Exercise task
Extract the full set of records, then give each one again exactly.

(Figure collection entries)
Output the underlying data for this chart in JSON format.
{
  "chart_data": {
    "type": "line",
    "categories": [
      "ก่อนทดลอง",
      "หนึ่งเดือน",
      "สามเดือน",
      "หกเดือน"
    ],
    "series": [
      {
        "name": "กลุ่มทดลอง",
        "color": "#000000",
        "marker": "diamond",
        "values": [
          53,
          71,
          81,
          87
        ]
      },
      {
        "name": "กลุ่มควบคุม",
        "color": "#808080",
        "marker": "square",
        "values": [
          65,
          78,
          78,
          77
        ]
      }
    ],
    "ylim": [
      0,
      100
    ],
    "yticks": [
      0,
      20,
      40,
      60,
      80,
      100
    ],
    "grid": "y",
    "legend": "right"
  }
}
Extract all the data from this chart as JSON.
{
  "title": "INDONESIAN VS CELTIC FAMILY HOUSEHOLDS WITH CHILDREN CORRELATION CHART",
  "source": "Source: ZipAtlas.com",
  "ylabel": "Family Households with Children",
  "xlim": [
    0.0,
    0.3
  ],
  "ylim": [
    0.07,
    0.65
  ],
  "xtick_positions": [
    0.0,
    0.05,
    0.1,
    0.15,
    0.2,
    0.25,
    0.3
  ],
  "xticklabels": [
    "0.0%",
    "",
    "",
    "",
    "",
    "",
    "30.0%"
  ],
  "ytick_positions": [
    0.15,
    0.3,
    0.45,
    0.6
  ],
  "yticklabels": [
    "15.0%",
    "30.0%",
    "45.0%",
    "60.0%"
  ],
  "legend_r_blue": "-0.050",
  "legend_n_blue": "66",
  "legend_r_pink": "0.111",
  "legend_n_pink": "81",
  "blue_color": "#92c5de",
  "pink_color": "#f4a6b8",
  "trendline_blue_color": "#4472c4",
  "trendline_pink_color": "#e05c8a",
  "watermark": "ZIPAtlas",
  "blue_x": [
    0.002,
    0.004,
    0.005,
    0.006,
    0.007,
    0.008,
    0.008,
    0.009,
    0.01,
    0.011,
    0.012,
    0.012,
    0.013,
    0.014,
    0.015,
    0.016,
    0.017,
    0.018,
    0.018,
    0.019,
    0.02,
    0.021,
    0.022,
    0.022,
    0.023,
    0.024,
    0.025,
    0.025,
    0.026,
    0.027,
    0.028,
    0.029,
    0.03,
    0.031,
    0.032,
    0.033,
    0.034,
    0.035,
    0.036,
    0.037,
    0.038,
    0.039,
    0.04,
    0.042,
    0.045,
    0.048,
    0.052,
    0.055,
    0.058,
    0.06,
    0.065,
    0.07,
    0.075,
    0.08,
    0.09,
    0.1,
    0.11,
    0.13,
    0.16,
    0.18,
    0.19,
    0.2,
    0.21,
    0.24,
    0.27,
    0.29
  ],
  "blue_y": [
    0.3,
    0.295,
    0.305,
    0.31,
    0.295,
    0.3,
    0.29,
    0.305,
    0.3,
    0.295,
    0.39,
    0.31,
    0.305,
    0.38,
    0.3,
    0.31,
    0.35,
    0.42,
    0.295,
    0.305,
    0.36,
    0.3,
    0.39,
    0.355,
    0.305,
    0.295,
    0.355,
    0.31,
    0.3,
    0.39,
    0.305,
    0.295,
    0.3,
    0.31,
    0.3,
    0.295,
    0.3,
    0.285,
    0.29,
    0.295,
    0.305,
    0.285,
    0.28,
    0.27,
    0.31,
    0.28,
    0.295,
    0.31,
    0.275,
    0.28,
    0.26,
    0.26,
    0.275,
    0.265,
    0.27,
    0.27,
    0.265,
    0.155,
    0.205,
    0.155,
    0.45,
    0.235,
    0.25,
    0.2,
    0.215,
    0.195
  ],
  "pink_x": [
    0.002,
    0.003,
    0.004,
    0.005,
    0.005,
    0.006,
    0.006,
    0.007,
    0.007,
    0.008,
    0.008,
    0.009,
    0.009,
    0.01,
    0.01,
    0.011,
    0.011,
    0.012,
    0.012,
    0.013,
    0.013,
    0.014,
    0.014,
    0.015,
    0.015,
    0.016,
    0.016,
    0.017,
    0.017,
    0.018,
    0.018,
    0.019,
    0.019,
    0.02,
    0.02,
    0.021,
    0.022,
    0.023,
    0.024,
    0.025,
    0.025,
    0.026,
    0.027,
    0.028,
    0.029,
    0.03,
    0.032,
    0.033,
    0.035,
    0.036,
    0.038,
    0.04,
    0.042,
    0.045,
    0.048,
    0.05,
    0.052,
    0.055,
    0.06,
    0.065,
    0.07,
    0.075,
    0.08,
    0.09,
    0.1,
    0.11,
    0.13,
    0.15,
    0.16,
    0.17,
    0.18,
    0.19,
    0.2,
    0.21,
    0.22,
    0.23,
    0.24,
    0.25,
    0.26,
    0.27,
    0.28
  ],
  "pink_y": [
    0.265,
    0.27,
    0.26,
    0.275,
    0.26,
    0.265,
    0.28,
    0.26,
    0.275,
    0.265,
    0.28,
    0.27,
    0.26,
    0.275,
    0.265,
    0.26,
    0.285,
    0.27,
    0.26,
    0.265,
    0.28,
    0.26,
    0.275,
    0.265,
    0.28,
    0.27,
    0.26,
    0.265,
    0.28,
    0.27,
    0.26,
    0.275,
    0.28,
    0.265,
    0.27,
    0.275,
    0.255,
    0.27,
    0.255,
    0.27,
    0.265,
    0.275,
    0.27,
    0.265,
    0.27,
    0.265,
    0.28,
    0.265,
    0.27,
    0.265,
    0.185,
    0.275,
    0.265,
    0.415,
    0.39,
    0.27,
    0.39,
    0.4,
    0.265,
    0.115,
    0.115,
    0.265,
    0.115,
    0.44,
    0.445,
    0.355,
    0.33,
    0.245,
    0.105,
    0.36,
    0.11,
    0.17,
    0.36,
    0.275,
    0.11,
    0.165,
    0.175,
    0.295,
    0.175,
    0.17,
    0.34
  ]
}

Output for this task
Output the underlying data for this chart in JSON format.
{
  "chart_data": {
    "type": "line",
    "categories": [
      "ก่อนทดลอง",
      "หนึ่งเดือน",
      "สามเดือน",
      "หกเดือน"
    ],
    "series": [
      {
        "name": "กลุ่มทดลอง",
        "color": "#000000",
        "marker": "diamond",
        "values": [
          53,
          71,
          81,
          87
        ]
      },
      {
        "name": "กลุ่มควบคุม",
        "color": "#808080",
        "marker": "square",
        "values": [
          65,
          78,
          78,
          77
        ]
      }
    ],
    "ylim": [
      0,
      100
    ],
    "yticks": [
      0,
      20,
      40,
      60,
      80,
      100
    ],
    "grid": "y",
    "legend": "right"
  }
}
Extract all the data from this chart as JSON.
{
  "title": "INDONESIAN VS CELTIC FAMILY HOUSEHOLDS WITH CHILDREN CORRELATION CHART",
  "source": "Source: ZipAtlas.com",
  "ylabel": "Family Households with Children",
  "xlim": [
    0.0,
    0.3
  ],
  "ylim": [
    0.07,
    0.65
  ],
  "xtick_positions": [
    0.0,
    0.05,
    0.1,
    0.15,
    0.2,
    0.25,
    0.3
  ],
  "xticklabels": [
    "0.0%",
    "",
    "",
    "",
    "",
    "",
    "30.0%"
  ],
  "ytick_positions": [
    0.15,
    0.3,
    0.45,
    0.6
  ],
  "yticklabels": [
    "15.0%",
    "30.0%",
    "45.0%",
    "60.0%"
  ],
  "legend_r_blue": "-0.050",
  "legend_n_blue": "66",
  "legend_r_pink": "0.111",
  "legend_n_pink": "81",
  "blue_color": "#92c5de",
  "pink_color": "#f4a6b8",
  "trendline_blue_color": "#4472c4",
  "trendline_pink_color": "#e05c8a",
  "watermark": "ZIPAtlas",
  "blue_x": [
    0.002,
    0.004,
    0.005,
    0.006,
    0.007,
    0.008,
    0.008,
    0.009,
    0.01,
    0.011,
    0.012,
    0.012,
    0.013,
    0.014,
    0.015,
    0.016,
    0.017,
    0.018,
    0.018,
    0.019,
    0.02,
    0.021,
    0.022,
    0.022,
    0.023,
    0.024,
    0.025,
    0.025,
    0.026,
    0.027,
    0.028,
    0.029,
    0.03,
    0.031,
    0.032,
    0.033,
    0.034,
    0.035,
    0.036,
    0.037,
    0.038,
    0.039,
    0.04,
    0.042,
    0.045,
    0.048,
    0.052,
    0.055,
    0.058,
    0.06,
    0.065,
    0.07,
    0.075,
    0.08,
    0.09,
    0.1,
    0.11,
    0.13,
    0.16,
    0.18,
    0.19,
    0.2,
    0.21,
    0.24,
    0.27,
    0.29
  ],
  "blue_y": [
    0.3,
    0.295,
    0.305,
    0.31,
    0.295,
    0.3,
    0.29,
    0.305,
    0.3,
    0.295,
    0.39,
    0.31,
    0.305,
    0.38,
    0.3,
    0.31,
    0.35,
    0.42,
    0.295,
    0.305,
    0.36,
    0.3,
    0.39,
    0.355,
    0.305,
    0.295,
    0.355,
    0.31,
    0.3,
    0.39,
    0.305,
    0.295,
    0.3,
    0.31,
    0.3,
    0.295,
    0.3,
    0.285,
    0.29,
    0.295,
    0.305,
    0.285,
    0.28,
    0.27,
    0.31,
    0.28,
    0.295,
    0.31,
    0.275,
    0.28,
    0.26,
    0.26,
    0.275,
    0.265,
    0.27,
    0.27,
    0.265,
    0.155,
    0.205,
    0.155,
    0.45,
    0.235,
    0.25,
    0.2,
    0.215,
    0.195
  ],
  "pink_x": [
    0.002,
    0.003,
    0.004,
    0.005,
    0.005,
    0.006,
    0.006,
    0.007,
    0.007,
    0.008,
    0.008,
    0.009,
    0.009,
    0.01,
    0.01,
    0.011,
    0.011,
    0.012,
    0.012,
    0.013,
    0.013,
    0.014,
    0.014,
    0.015,
    0.015,
    0.016,
    0.016,
    0.017,
    0.017,
    0.018,
    0.018,
    0.019,
    0.019,
    0.02,
    0.02,
    0.021,
    0.022,
    0.023,
    0.024,
    0.025,
    0.025,
    0.026,
    0.027,
    0.028,
    0.029,
    0.03,
    0.032,
    0.033,
    0.035,
    0.036,
    0.038,
    0.04,
    0.042,
    0.045,
    0.048,
    0.05,
    0.052,
    0.055,
    0.06,
    0.065,
    0.07,
    0.075,
    0.08,
    0.09,
    0.1,
    0.11,
    0.13,
    0.15,
    0.16,
    0.17,
    0.18,
    0.19,
    0.2,
    0.21,
    0.22,
    0.23,
    0.24,
    0.25,
    0.26,
    0.27,
    0.28
  ],
  "pink_y": [
    0.265,
    0.27,
    0.26,
    0.275,
    0.26,
    0.265,
    0.28,
    0.26,
    0.275,
    0.265,
    0.28,
    0.27,
    0.26,
    0.275,
    0.265,
    0.26,
    0.285,
    0.27,
    0.26,
    0.265,
    0.28,
    0.26,
    0.275,
    0.265,
    0.28,
    0.27,
    0.26,
    0.265,
    0.28,
    0.27,
    0.26,
    0.275,
    0.28,
    0.265,
    0.27,
    0.275,
    0.255,
    0.27,
    0.255,
    0.27,
    0.265,
    0.275,
    0.27,
    0.265,
    0.27,
    0.265,
    0.28,
    0.265,
    0.27,
    0.265,
    0.185,
    0.275,
    0.265,
    0.415,
    0.39,
    0.27,
    0.39,
    0.4,
    0.265,
    0.115,
    0.115,
    0.265,
    0.115,
    0.44,
    0.445,
    0.355,
    0.33,
    0.245,
    0.105,
    0.36,
    0.11,
    0.17,
    0.36,
    0.275,
    0.11,
    0.165,
    0.175,
    0.295,
    0.175,
    0.17,
    0.34
  ]
}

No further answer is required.